- Exercise instructions -
Review the material and extract every line in which the word "保险丝架" occurs.

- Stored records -

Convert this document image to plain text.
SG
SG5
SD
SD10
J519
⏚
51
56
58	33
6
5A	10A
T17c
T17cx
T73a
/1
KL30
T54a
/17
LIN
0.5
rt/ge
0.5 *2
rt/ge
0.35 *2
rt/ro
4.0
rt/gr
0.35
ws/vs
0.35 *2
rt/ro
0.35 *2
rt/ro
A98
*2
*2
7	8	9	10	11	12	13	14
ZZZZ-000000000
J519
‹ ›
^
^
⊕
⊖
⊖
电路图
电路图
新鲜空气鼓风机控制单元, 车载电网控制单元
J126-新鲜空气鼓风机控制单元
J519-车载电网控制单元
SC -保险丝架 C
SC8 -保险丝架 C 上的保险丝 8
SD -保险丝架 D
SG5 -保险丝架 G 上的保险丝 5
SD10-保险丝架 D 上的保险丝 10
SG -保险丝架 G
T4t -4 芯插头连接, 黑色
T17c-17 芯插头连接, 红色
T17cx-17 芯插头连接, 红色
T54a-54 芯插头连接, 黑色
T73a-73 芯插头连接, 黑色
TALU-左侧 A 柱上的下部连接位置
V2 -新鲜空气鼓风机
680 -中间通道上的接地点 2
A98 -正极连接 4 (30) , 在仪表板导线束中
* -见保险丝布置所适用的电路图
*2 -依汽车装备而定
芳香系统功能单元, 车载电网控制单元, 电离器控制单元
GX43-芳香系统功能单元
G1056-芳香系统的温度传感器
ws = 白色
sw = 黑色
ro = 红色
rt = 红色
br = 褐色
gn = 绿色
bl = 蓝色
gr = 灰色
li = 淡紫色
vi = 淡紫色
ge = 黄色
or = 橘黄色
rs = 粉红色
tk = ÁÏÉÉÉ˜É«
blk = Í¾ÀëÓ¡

- Full response -
SC -保险丝架 C
SC8 -保险丝架 C 上的保险丝 8
SD -保险丝架 D
SG5 -保险丝架 G 上的保险丝 5
SD10-保险丝架 D 上的保险丝 10
SG -保险丝架 G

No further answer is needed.